* WORK TO BE COMPLETED *
Print the listing below exactly.
* Begin GIVEN INFORMATION *
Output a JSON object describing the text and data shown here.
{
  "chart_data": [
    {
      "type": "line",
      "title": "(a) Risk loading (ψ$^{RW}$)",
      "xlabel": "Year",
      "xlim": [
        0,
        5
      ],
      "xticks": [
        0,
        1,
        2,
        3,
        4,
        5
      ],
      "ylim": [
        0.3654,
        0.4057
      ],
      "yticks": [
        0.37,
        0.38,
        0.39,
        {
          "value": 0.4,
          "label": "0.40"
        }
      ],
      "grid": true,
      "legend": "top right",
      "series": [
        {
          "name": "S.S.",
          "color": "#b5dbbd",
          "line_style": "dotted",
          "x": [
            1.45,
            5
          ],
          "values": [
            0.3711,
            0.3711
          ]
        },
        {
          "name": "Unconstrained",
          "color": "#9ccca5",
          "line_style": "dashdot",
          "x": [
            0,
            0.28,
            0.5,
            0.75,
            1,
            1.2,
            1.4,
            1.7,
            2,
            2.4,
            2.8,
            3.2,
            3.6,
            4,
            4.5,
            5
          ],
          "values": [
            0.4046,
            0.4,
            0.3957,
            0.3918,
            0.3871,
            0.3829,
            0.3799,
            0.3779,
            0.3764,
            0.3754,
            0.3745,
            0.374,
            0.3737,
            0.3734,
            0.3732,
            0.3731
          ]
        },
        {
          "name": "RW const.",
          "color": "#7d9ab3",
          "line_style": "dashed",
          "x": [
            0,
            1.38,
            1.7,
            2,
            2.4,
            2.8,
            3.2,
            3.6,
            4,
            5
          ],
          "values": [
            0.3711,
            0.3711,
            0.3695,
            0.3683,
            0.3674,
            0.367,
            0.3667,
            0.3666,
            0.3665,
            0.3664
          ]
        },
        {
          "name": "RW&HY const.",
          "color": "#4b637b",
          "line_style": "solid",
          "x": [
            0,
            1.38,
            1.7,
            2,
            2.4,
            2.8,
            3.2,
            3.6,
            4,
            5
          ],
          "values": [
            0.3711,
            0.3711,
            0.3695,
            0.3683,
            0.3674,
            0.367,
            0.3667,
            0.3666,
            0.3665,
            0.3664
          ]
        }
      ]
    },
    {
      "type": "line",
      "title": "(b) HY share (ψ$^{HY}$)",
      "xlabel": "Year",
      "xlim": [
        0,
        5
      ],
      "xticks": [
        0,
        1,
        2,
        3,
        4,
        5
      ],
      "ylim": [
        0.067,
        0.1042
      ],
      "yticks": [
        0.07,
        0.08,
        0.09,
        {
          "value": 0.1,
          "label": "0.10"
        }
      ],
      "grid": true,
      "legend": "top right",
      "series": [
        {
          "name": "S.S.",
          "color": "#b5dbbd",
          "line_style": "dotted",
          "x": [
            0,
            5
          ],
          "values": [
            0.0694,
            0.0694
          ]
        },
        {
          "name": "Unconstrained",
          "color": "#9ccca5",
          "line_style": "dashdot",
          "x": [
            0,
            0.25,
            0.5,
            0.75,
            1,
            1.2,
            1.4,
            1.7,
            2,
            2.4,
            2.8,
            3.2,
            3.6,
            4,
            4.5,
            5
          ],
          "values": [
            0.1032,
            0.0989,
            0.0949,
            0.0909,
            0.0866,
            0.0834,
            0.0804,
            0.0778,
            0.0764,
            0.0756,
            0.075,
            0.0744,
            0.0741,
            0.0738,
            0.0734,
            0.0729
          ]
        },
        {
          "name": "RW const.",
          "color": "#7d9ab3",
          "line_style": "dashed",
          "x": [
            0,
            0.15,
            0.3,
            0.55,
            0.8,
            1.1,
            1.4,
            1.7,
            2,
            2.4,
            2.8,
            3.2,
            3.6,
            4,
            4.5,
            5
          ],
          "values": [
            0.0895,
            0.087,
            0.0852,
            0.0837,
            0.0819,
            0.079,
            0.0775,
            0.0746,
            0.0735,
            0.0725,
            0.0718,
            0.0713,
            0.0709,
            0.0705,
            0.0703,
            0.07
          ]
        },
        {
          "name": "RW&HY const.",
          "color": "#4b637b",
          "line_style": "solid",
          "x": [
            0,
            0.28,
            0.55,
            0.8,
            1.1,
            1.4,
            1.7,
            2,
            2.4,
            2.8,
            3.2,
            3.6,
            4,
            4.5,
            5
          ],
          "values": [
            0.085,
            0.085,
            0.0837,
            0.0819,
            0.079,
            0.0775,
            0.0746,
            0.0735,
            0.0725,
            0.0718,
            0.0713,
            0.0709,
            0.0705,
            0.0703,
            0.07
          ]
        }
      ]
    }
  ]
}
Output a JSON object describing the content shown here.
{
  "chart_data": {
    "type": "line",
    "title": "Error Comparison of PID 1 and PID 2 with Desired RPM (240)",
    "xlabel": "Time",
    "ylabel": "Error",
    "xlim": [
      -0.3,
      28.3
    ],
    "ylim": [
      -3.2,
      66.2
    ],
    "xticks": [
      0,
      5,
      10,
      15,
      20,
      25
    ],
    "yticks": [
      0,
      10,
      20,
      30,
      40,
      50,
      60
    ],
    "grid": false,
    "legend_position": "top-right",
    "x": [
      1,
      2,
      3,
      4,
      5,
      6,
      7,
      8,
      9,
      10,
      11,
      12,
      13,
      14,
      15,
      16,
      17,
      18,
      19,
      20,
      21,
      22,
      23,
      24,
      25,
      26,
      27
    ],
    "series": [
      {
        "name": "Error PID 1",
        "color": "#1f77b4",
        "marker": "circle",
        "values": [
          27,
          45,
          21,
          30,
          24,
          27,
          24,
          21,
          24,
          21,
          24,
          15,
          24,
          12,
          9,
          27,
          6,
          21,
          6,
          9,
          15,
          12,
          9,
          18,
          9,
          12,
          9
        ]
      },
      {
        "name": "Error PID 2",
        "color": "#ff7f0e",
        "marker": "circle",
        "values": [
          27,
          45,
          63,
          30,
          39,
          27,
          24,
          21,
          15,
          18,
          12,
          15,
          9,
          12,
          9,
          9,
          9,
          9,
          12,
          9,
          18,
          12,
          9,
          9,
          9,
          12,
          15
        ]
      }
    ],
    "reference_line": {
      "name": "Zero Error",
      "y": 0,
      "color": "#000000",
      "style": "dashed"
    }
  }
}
* End GIVEN INFORMATION *
* EXERCISE ANSWER *
Output a JSON object describing the text and data shown here.
{
  "chart_data": [
    {
      "type": "line",
      "title": "(a) Risk loading (ψ$^{RW}$)",
      "xlabel": "Year",
      "xlim": [
        0,
        5
      ],
      "xticks": [
        0,
        1,
        2,
        3,
        4,
        5
      ],
      "ylim": [
        0.3654,
        0.4057
      ],
      "yticks": [
        0.37,
        0.38,
        0.39,
        {
          "value": 0.4,
          "label": "0.40"
        }
      ],
      "grid": true,
      "legend": "top right",
      "series": [
        {
          "name": "S.S.",
          "color": "#b5dbbd",
          "line_style": "dotted",
          "x": [
            1.45,
            5
          ],
          "values": [
            0.3711,
            0.3711
          ]
        },
        {
          "name": "Unconstrained",
          "color": "#9ccca5",
          "line_style": "dashdot",
          "x": [
            0,
            0.28,
            0.5,
            0.75,
            1,
            1.2,
            1.4,
            1.7,
            2,
            2.4,
            2.8,
            3.2,
            3.6,
            4,
            4.5,
            5
          ],
          "values": [
            0.4046,
            0.4,
            0.3957,
            0.3918,
            0.3871,
            0.3829,
            0.3799,
            0.3779,
            0.3764,
            0.3754,
            0.3745,
            0.374,
            0.3737,
            0.3734,
            0.3732,
            0.3731
          ]
        },
        {
          "name": "RW const.",
          "color": "#7d9ab3",
          "line_style": "dashed",
          "x": [
            0,
            1.38,
            1.7,
            2,
            2.4,
            2.8,
            3.2,
            3.6,
            4,
            5
          ],
          "values": [
            0.3711,
            0.3711,
            0.3695,
            0.3683,
            0.3674,
            0.367,
            0.3667,
            0.3666,
            0.3665,
            0.3664
          ]
        },
        {
          "name": "RW&HY const.",
          "color": "#4b637b",
          "line_style": "solid",
          "x": [
            0,
            1.38,
            1.7,
            2,
            2.4,
            2.8,
            3.2,
            3.6,
            4,
            5
          ],
          "values": [
            0.3711,
            0.3711,
            0.3695,
            0.3683,
            0.3674,
            0.367,
            0.3667,
            0.3666,
            0.3665,
            0.3664
          ]
        }
      ]
    },
    {
      "type": "line",
      "title": "(b) HY share (ψ$^{HY}$)",
      "xlabel": "Year",
      "xlim": [
        0,
        5
      ],
      "xticks": [
        0,
        1,
        2,
        3,
        4,
        5
      ],
      "ylim": [
        0.067,
        0.1042
      ],
      "yticks": [
        0.07,
        0.08,
        0.09,
        {
          "value": 0.1,
          "label": "0.10"
        }
      ],
      "grid": true,
      "legend": "top right",
      "series": [
        {
          "name": "S.S.",
          "color": "#b5dbbd",
          "line_style": "dotted",
          "x": [
            0,
            5
          ],
          "values": [
            0.0694,
            0.0694
          ]
        },
        {
          "name": "Unconstrained",
          "color": "#9ccca5",
          "line_style": "dashdot",
          "x": [
            0,
            0.25,
            0.5,
            0.75,
            1,
            1.2,
            1.4,
            1.7,
            2,
            2.4,
            2.8,
            3.2,
            3.6,
            4,
            4.5,
            5
          ],
          "values": [
            0.1032,
            0.0989,
            0.0949,
            0.0909,
            0.0866,
            0.0834,
            0.0804,
            0.0778,
            0.0764,
            0.0756,
            0.075,
            0.0744,
            0.0741,
            0.0738,
            0.0734,
            0.0729
          ]
        },
        {
          "name": "RW const.",
          "color": "#7d9ab3",
          "line_style": "dashed",
          "x": [
            0,
            0.15,
            0.3,
            0.55,
            0.8,
            1.1,
            1.4,
            1.7,
            2,
            2.4,
            2.8,
            3.2,
            3.6,
            4,
            4.5,
            5
          ],
          "values": [
            0.0895,
            0.087,
            0.0852,
            0.0837,
            0.0819,
            0.079,
            0.0775,
            0.0746,
            0.0735,
            0.0725,
            0.0718,
            0.0713,
            0.0709,
            0.0705,
            0.0703,
            0.07
          ]
        },
        {
          "name": "RW&HY const.",
          "color": "#4b637b",
          "line_style": "solid",
          "x": [
            0,
            0.28,
            0.55,
            0.8,
            1.1,
            1.4,
            1.7,
            2,
            2.4,
            2.8,
            3.2,
            3.6,
            4,
            4.5,
            5
          ],
          "values": [
            0.085,
            0.085,
            0.0837,
            0.0819,
            0.079,
            0.0775,
            0.0746,
            0.0735,
            0.0725,
            0.0718,
            0.0713,
            0.0709,
            0.0705,
            0.0703,
            0.07
          ]
        }
      ]
    }
  ]
}
Output a JSON object describing the content shown here.
{
  "chart_data": {
    "type": "line",
    "title": "Error Comparison of PID 1 and PID 2 with Desired RPM (240)",
    "xlabel": "Time",
    "ylabel": "Error",
    "xlim": [
      -0.3,
      28.3
    ],
    "ylim": [
      -3.2,
      66.2
    ],
    "xticks": [
      0,
      5,
      10,
      15,
      20,
      25
    ],
    "yticks": [
      0,
      10,
      20,
      30,
      40,
      50,
      60
    ],
    "grid": false,
    "legend_position": "top-right",
    "x": [
      1,
      2,
      3,
      4,
      5,
      6,
      7,
      8,
      9,
      10,
      11,
      12,
      13,
      14,
      15,
      16,
      17,
      18,
      19,
      20,
      21,
      22,
      23,
      24,
      25,
      26,
      27
    ],
    "series": [
      {
        "name": "Error PID 1",
        "color": "#1f77b4",
        "marker": "circle",
        "values": [
          27,
          45,
          21,
          30,
          24,
          27,
          24,
          21,
          24,
          21,
          24,
          15,
          24,
          12,
          9,
          27,
          6,
          21,
          6,
          9,
          15,
          12,
          9,
          18,
          9,
          12,
          9
        ]
      },
      {
        "name": "Error PID 2",
        "color": "#ff7f0e",
        "marker": "circle",
        "values": [
          27,
          45,
          63,
          30,
          39,
          27,
          24,
          21,
          15,
          18,
          12,
          15,
          9,
          12,
          9,
          9,
          9,
          9,
          12,
          9,
          18,
          12,
          9,
          9,
          9,
          12,
          15
        ]
      }
    ],
    "reference_line": {
      "name": "Zero Error",
      "y": 0,
      "color": "#000000",
      "style": "dashed"
    }
  }
}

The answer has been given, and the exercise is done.